YOUR OBJECTIVE: Copy out the material below in full, but not its images.

ENTRIES PROVIDED:

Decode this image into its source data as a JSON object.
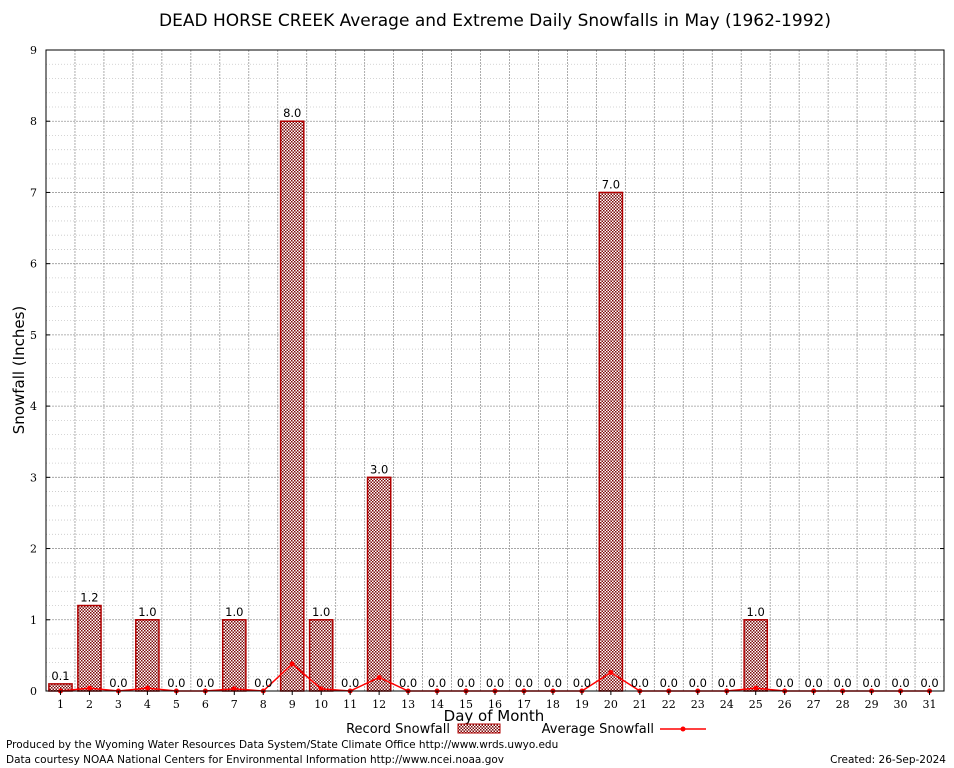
{
  "chart_data": {
    "type": "bar",
    "title": "DEAD HORSE CREEK Average and Extreme Daily Snowfalls in May (1962-1992)",
    "xlabel": "Day of Month",
    "ylabel": "Snowfall (Inches)",
    "ylim": [
      0,
      9
    ],
    "yticks": [
      "0",
      "1",
      "2",
      "3",
      "4",
      "5",
      "6",
      "7",
      "8",
      "9"
    ],
    "categories": [
      "1",
      "2",
      "3",
      "4",
      "5",
      "6",
      "7",
      "8",
      "9",
      "10",
      "11",
      "12",
      "13",
      "14",
      "15",
      "16",
      "17",
      "18",
      "19",
      "20",
      "21",
      "22",
      "23",
      "24",
      "25",
      "26",
      "27",
      "28",
      "29",
      "30",
      "31"
    ],
    "series": [
      {
        "name": "Record Snowfall",
        "kind": "bar",
        "values": [
          0.1,
          1.2,
          0.0,
          1.0,
          0.0,
          0.0,
          1.0,
          0.0,
          8.0,
          1.0,
          0.0,
          3.0,
          0.0,
          0.0,
          0.0,
          0.0,
          0.0,
          0.0,
          0.0,
          7.0,
          0.0,
          0.0,
          0.0,
          0.0,
          1.0,
          0.0,
          0.0,
          0.0,
          0.0,
          0.0,
          0.0
        ],
        "labels": [
          "0.1",
          "1.2",
          "0.0",
          "1.0",
          "0.0",
          "0.0",
          "1.0",
          "0.0",
          "8.0",
          "1.0",
          "0.0",
          "3.0",
          "0.0",
          "0.0",
          "0.0",
          "0.0",
          "0.0",
          "0.0",
          "0.0",
          "7.0",
          "0.0",
          "0.0",
          "0.0",
          "0.0",
          "1.0",
          "0.0",
          "0.0",
          "0.0",
          "0.0",
          "0.0",
          "0.0"
        ]
      },
      {
        "name": "Average Snowfall",
        "kind": "line",
        "values": [
          0.0,
          0.04,
          0.0,
          0.04,
          0.0,
          0.0,
          0.03,
          0.0,
          0.38,
          0.03,
          0.0,
          0.19,
          0.0,
          0.0,
          0.0,
          0.0,
          0.0,
          0.0,
          0.0,
          0.26,
          0.0,
          0.0,
          0.0,
          0.0,
          0.04,
          0.0,
          0.0,
          0.0,
          0.0,
          0.0,
          0.0
        ]
      }
    ],
    "legend": "bottom",
    "grid": true
  },
  "colors": {
    "bar_stroke": "#b00000",
    "bar_fill": "#d9c0c0",
    "line": "#ff0000",
    "grid": "#999999",
    "grid_minor": "#c8c8c8"
  },
  "footer": {
    "left_line1": "Produced by the Wyoming Water Resources Data System/State Climate Office http://www.wrds.uwyo.edu",
    "left_line2": "Data courtesy NOAA National Centers for Environmental Information http://www.ncei.noaa.gov",
    "right": "Created:  26-Sep-2024"
  }
}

CORRECT RESULT:
Decode this image into its source data as a JSON object.
{
  "chart_data": {
    "type": "bar",
    "title": "DEAD HORSE CREEK Average and Extreme Daily Snowfalls in May (1962-1992)",
    "xlabel": "Day of Month",
    "ylabel": "Snowfall (Inches)",
    "ylim": [
      0,
      9
    ],
    "yticks": [
      "0",
      "1",
      "2",
      "3",
      "4",
      "5",
      "6",
      "7",
      "8",
      "9"
    ],
    "categories": [
      "1",
      "2",
      "3",
      "4",
      "5",
      "6",
      "7",
      "8",
      "9",
      "10",
      "11",
      "12",
      "13",
      "14",
      "15",
      "16",
      "17",
      "18",
      "19",
      "20",
      "21",
      "22",
      "23",
      "24",
      "25",
      "26",
      "27",
      "28",
      "29",
      "30",
      "31"
    ],
    "series": [
      {
        "name": "Record Snowfall",
        "kind": "bar",
        "values": [
          0.1,
          1.2,
          0.0,
          1.0,
          0.0,
          0.0,
          1.0,
          0.0,
          8.0,
          1.0,
          0.0,
          3.0,
          0.0,
          0.0,
          0.0,
          0.0,
          0.0,
          0.0,
          0.0,
          7.0,
          0.0,
          0.0,
          0.0,
          0.0,
          1.0,
          0.0,
          0.0,
          0.0,
          0.0,
          0.0,
          0.0
        ],
        "labels": [
          "0.1",
          "1.2",
          "0.0",
          "1.0",
          "0.0",
          "0.0",
          "1.0",
          "0.0",
          "8.0",
          "1.0",
          "0.0",
          "3.0",
          "0.0",
          "0.0",
          "0.0",
          "0.0",
          "0.0",
          "0.0",
          "0.0",
          "7.0",
          "0.0",
          "0.0",
          "0.0",
          "0.0",
          "1.0",
          "0.0",
          "0.0",
          "0.0",
          "0.0",
          "0.0",
          "0.0"
        ]
      },
      {
        "name": "Average Snowfall",
        "kind": "line",
        "values": [
          0.0,
          0.04,
          0.0,
          0.04,
          0.0,
          0.0,
          0.03,
          0.0,
          0.38,
          0.03,
          0.0,
          0.19,
          0.0,
          0.0,
          0.0,
          0.0,
          0.0,
          0.0,
          0.0,
          0.26,
          0.0,
          0.0,
          0.0,
          0.0,
          0.04,
          0.0,
          0.0,
          0.0,
          0.0,
          0.0,
          0.0
        ]
      }
    ],
    "legend": "bottom",
    "grid": true
  },
  "colors": {
    "bar_stroke": "#b00000",
    "bar_fill": "#d9c0c0",
    "line": "#ff0000",
    "grid": "#999999",
    "grid_minor": "#c8c8c8"
  },
  "footer": {
    "left_line1": "Produced by the Wyoming Water Resources Data System/State Climate Office http://www.wrds.uwyo.edu",
    "left_line2": "Data courtesy NOAA National Centers for Environmental Information http://www.ncei.noaa.gov",
    "right": "Created:  26-Sep-2024"
  }
}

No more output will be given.